Read the listing below and copy out every line that holds "necesare".

GIVEN DATA:
--
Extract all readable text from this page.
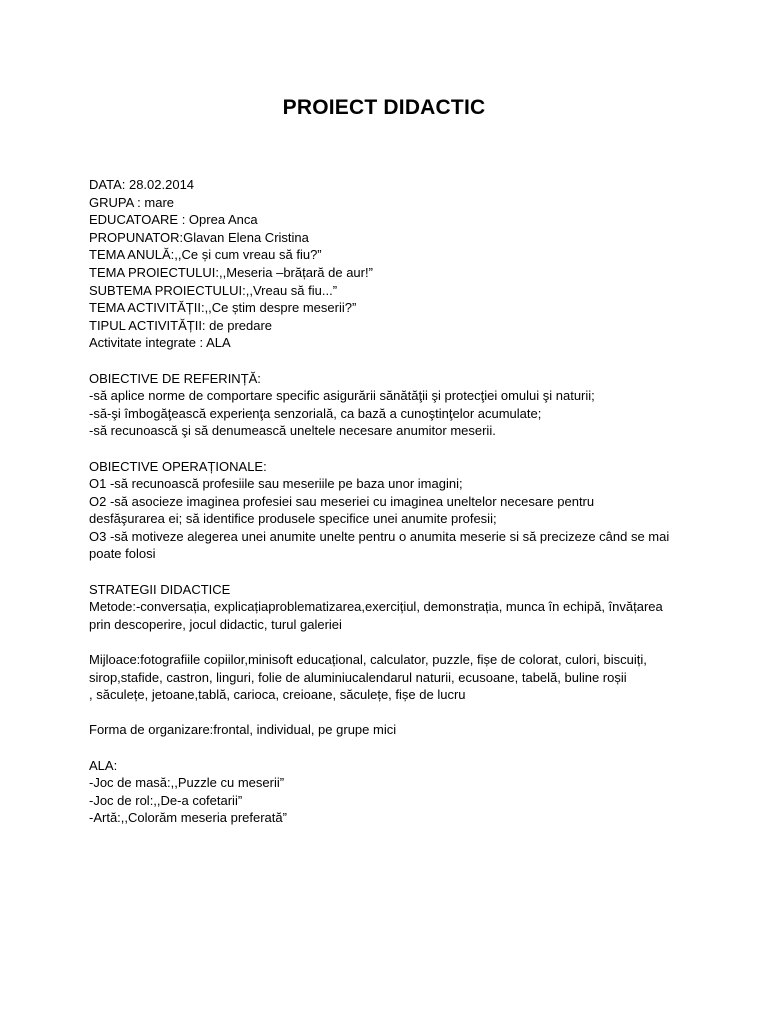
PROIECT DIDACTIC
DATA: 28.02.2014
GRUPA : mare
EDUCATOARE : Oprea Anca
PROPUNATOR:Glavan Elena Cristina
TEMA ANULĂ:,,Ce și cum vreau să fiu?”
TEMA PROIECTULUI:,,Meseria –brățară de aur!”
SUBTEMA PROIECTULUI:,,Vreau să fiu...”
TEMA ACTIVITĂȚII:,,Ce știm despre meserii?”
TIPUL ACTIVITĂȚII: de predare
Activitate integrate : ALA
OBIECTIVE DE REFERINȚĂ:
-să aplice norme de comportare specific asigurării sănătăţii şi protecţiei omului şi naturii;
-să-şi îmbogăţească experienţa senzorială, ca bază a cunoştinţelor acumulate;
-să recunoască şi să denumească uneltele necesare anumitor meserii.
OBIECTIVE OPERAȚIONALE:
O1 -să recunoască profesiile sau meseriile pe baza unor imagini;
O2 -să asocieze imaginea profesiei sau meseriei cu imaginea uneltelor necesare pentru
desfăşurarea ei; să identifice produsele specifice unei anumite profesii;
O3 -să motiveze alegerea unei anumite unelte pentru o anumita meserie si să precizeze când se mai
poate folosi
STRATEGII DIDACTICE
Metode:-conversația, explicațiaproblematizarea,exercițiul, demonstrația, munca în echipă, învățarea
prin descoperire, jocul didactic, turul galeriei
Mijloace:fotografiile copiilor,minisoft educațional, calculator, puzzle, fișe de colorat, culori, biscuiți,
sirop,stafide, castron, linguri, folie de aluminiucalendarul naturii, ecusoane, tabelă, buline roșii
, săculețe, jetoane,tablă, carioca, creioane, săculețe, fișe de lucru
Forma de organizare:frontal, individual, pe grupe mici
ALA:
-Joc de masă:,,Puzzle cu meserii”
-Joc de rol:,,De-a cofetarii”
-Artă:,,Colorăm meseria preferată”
--
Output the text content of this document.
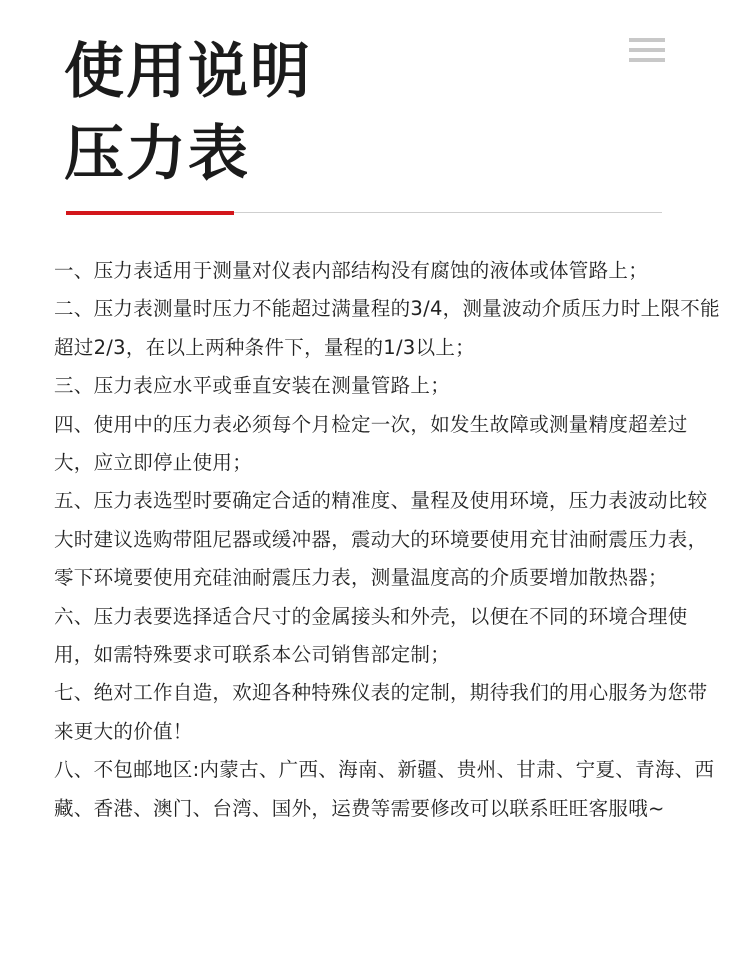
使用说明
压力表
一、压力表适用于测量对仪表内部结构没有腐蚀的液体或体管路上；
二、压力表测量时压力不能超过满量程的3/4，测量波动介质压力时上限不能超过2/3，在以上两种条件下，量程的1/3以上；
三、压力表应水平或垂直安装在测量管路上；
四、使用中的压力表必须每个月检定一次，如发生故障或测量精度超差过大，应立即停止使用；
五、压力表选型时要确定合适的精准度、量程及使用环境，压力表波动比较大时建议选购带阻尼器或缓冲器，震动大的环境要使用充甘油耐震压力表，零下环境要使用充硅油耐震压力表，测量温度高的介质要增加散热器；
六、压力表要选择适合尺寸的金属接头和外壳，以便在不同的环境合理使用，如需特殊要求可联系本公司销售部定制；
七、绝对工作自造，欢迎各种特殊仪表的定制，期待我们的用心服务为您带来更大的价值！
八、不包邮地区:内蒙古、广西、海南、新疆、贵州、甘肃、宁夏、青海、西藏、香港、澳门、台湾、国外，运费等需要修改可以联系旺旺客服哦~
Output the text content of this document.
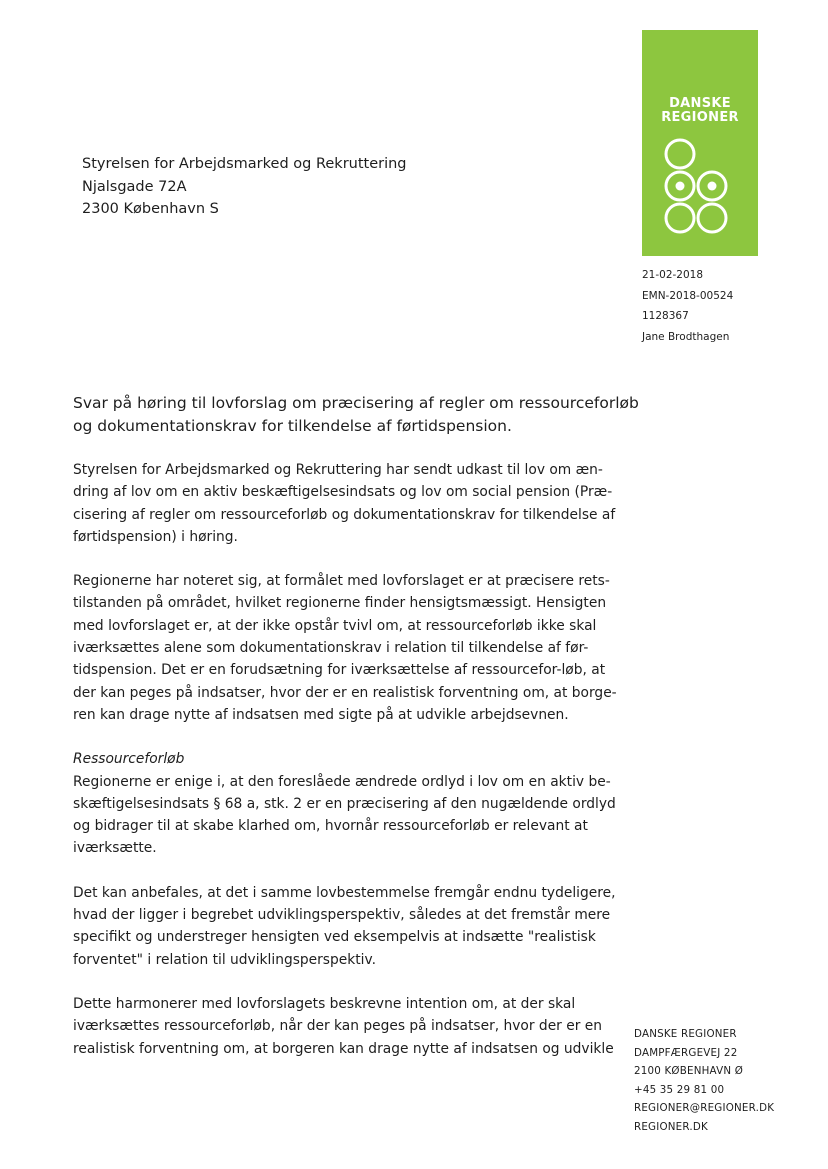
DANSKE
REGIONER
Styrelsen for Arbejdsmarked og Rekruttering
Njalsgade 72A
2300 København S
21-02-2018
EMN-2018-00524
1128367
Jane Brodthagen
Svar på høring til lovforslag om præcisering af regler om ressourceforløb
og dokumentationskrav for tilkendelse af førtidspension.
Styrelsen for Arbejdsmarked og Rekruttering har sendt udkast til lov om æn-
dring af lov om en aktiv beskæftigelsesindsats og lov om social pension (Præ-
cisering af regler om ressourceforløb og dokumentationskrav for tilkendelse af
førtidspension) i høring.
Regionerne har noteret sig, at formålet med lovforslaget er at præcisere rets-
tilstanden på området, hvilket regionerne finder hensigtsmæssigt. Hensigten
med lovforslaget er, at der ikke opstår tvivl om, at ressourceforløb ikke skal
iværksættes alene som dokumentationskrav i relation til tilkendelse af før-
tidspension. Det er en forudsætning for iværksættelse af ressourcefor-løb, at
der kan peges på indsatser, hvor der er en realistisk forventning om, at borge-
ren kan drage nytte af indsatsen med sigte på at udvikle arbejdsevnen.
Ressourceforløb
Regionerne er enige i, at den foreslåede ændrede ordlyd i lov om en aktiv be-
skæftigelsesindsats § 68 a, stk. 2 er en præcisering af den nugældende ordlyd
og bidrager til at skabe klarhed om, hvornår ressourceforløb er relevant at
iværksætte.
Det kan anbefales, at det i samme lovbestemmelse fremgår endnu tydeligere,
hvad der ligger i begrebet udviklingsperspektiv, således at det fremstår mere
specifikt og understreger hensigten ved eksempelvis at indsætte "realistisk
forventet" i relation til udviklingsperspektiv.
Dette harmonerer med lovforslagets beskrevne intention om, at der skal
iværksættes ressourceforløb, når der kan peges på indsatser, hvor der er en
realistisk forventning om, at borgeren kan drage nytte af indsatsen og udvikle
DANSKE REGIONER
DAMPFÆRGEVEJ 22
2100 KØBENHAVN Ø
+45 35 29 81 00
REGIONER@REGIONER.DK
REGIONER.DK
--
FULL RESPONSE:
-să recunoască şi să denumească uneltele necesare anumitor meserii.
O2 -să asocieze imaginea profesiei sau meseriei cu imaginea uneltelor necesare pentru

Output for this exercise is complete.